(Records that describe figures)
=-=-=

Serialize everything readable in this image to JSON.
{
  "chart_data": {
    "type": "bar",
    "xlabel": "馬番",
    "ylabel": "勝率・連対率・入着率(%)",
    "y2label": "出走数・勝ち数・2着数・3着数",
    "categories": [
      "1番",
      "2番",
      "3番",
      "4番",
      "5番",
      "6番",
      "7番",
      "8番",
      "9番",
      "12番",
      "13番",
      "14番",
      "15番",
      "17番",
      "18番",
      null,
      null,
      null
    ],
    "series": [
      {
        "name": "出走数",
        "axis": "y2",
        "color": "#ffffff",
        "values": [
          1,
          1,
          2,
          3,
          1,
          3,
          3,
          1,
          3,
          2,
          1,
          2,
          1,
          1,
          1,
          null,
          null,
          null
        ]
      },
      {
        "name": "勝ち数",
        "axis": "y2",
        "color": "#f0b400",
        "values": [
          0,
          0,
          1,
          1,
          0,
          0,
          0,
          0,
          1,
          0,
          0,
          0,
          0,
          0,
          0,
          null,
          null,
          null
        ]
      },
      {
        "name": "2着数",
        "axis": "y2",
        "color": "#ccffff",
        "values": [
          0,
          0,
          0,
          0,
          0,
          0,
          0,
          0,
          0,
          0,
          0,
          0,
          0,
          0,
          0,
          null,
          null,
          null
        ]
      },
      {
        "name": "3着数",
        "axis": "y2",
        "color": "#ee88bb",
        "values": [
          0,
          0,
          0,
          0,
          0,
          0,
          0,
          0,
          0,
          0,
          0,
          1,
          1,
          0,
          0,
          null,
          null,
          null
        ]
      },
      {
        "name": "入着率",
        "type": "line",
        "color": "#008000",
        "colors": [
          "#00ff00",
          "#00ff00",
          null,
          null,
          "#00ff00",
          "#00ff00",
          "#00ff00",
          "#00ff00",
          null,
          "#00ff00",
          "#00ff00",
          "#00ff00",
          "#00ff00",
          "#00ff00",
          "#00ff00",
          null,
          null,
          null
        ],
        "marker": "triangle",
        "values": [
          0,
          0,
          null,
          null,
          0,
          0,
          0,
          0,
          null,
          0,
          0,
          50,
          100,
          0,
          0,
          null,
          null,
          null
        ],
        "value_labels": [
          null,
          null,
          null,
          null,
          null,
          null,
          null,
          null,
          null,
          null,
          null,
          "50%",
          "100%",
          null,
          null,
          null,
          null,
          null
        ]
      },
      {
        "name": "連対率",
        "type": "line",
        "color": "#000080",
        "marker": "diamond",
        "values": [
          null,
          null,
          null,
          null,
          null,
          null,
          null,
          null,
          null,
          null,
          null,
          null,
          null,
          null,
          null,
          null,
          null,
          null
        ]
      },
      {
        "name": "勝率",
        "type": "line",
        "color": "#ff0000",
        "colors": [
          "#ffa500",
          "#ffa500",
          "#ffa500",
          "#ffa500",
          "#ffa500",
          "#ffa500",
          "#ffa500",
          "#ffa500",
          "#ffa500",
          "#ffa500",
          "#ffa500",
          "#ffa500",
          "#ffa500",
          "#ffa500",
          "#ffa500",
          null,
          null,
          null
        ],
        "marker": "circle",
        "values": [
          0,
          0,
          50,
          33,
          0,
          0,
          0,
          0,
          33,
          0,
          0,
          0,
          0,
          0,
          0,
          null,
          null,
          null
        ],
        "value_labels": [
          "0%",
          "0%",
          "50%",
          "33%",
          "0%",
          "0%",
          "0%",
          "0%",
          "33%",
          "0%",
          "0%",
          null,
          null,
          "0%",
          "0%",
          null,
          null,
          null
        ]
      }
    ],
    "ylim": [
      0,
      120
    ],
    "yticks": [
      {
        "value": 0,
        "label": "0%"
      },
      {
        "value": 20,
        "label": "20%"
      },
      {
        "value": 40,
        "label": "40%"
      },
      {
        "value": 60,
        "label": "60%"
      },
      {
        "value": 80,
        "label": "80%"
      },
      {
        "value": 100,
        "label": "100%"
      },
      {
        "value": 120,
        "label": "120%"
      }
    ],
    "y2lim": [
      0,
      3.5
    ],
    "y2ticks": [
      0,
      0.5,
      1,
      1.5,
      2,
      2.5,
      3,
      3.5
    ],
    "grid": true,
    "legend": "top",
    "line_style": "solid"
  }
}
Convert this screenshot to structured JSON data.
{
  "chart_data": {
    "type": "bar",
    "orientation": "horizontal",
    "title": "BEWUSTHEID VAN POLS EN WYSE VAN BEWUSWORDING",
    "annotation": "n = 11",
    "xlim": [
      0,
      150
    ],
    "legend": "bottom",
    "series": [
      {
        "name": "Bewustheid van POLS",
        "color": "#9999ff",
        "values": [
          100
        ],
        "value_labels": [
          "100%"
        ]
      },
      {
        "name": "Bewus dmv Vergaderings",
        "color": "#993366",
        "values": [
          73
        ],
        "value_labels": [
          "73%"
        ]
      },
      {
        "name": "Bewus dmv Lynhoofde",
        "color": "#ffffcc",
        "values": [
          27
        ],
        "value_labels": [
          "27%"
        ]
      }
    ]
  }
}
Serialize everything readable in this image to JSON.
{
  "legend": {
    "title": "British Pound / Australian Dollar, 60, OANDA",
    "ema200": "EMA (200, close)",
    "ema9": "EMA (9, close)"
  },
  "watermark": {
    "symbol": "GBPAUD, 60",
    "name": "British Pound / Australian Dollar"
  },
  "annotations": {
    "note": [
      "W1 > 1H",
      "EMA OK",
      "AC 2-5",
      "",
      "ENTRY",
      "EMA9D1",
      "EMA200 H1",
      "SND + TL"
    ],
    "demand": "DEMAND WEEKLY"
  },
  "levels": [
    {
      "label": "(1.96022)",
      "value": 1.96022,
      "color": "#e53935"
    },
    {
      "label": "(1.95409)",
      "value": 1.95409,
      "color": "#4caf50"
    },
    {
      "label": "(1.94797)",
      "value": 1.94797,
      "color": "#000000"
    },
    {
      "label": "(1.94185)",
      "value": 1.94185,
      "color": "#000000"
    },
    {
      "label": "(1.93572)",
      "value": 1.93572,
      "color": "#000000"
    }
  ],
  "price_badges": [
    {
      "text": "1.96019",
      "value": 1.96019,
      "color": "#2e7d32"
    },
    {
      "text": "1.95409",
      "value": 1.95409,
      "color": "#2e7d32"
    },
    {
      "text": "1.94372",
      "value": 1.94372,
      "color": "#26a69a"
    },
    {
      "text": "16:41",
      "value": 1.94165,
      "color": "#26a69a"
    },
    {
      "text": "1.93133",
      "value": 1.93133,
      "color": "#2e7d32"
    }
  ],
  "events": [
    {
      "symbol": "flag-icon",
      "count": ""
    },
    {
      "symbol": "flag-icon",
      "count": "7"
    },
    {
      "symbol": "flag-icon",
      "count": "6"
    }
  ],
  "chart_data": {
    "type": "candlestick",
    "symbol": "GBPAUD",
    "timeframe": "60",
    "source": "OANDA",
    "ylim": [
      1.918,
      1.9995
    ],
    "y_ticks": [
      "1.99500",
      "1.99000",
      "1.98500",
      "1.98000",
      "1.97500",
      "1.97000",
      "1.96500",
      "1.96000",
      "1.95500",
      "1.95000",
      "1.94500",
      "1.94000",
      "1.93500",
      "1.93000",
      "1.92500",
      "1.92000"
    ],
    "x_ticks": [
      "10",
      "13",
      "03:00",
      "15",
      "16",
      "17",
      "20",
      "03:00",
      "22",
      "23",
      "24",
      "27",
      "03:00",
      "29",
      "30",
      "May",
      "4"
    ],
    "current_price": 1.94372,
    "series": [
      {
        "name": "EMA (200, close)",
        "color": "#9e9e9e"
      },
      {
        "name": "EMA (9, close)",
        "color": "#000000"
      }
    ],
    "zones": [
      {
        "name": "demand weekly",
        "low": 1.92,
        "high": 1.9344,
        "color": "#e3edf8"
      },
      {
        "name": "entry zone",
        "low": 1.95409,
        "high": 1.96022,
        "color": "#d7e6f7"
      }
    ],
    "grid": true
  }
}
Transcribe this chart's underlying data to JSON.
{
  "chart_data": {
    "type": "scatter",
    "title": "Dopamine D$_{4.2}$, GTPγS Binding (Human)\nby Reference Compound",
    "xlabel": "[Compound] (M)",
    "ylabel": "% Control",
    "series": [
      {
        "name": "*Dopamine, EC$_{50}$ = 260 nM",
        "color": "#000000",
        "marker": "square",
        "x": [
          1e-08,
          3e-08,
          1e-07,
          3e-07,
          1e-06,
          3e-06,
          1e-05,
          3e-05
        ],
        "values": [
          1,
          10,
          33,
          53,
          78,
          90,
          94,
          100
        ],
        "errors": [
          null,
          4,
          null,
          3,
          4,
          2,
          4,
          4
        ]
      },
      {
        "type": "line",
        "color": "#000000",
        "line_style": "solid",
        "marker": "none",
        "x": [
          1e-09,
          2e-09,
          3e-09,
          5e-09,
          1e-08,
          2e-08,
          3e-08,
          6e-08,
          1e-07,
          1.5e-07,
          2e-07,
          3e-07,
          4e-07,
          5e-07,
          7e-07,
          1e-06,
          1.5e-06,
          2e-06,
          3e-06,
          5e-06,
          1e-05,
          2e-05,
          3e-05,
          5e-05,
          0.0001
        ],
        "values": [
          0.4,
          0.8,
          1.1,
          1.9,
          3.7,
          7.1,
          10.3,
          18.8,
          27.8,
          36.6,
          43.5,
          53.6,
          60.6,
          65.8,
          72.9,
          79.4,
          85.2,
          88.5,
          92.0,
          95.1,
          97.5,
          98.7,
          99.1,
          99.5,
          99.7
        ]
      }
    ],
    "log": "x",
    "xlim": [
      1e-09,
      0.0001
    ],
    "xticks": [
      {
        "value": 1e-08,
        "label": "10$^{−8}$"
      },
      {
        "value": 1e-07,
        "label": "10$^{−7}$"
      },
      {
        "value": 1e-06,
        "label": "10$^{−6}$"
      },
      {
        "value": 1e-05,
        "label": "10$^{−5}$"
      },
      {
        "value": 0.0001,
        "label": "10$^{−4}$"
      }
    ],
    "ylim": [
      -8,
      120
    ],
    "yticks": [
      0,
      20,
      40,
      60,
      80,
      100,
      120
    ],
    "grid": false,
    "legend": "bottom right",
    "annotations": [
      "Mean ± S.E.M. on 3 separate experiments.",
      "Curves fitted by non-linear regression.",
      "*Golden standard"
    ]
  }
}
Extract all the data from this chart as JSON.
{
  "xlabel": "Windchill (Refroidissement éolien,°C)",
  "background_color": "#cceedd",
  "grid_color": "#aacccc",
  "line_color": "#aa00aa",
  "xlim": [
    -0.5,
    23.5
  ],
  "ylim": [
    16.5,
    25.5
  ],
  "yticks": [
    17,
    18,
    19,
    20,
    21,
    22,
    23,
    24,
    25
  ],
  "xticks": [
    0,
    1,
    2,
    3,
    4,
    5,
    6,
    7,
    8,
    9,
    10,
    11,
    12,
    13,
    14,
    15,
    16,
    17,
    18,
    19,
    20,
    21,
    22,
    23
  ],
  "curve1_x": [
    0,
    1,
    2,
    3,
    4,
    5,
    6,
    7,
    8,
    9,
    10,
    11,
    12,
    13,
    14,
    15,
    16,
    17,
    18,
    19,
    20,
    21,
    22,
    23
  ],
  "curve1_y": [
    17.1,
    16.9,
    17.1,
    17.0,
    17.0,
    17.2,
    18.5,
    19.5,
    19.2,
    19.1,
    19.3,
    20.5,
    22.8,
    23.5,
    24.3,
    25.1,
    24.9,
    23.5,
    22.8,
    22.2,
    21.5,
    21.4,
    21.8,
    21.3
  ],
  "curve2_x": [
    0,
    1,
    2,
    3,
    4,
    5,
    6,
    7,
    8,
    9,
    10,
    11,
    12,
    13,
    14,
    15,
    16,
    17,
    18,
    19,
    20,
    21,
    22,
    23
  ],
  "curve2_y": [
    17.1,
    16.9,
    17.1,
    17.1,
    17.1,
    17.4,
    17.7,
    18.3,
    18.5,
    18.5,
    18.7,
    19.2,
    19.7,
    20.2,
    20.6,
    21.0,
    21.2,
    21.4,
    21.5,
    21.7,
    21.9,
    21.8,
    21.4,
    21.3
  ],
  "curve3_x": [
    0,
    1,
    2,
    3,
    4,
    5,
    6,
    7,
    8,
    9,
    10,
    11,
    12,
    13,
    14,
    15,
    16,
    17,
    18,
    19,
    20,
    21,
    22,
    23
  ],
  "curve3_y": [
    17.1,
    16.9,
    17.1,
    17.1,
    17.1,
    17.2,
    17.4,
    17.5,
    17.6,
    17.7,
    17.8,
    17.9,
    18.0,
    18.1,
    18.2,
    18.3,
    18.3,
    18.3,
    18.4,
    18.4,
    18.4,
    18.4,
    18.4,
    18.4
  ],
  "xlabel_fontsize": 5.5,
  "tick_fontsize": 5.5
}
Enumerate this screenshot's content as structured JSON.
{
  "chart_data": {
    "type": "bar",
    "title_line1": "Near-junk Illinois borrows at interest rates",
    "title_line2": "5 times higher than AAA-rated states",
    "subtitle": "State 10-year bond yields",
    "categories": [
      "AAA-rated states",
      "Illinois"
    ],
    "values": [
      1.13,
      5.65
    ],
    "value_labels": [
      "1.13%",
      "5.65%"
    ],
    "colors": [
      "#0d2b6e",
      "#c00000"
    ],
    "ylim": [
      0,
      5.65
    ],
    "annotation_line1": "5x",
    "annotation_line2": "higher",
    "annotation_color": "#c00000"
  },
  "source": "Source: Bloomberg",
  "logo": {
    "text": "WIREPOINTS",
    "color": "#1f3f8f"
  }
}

=-=-=

◆ **Objective**: Everything from the line with "Enumerate this screenshot's" through the last line of the material above should be echoed exactly, and nothing else.

◆ **Answer**:
Enumerate this screenshot's content as structured JSON.
{
  "chart_data": {
    "type": "bar",
    "title_line1": "Near-junk Illinois borrows at interest rates",
    "title_line2": "5 times higher than AAA-rated states",
    "subtitle": "State 10-year bond yields",
    "categories": [
      "AAA-rated states",
      "Illinois"
    ],
    "values": [
      1.13,
      5.65
    ],
    "value_labels": [
      "1.13%",
      "5.65%"
    ],
    "colors": [
      "#0d2b6e",
      "#c00000"
    ],
    "ylim": [
      0,
      5.65
    ],
    "annotation_line1": "5x",
    "annotation_line2": "higher",
    "annotation_color": "#c00000"
  },
  "source": "Source: Bloomberg",
  "logo": {
    "text": "WIREPOINTS",
    "color": "#1f3f8f"
  }
}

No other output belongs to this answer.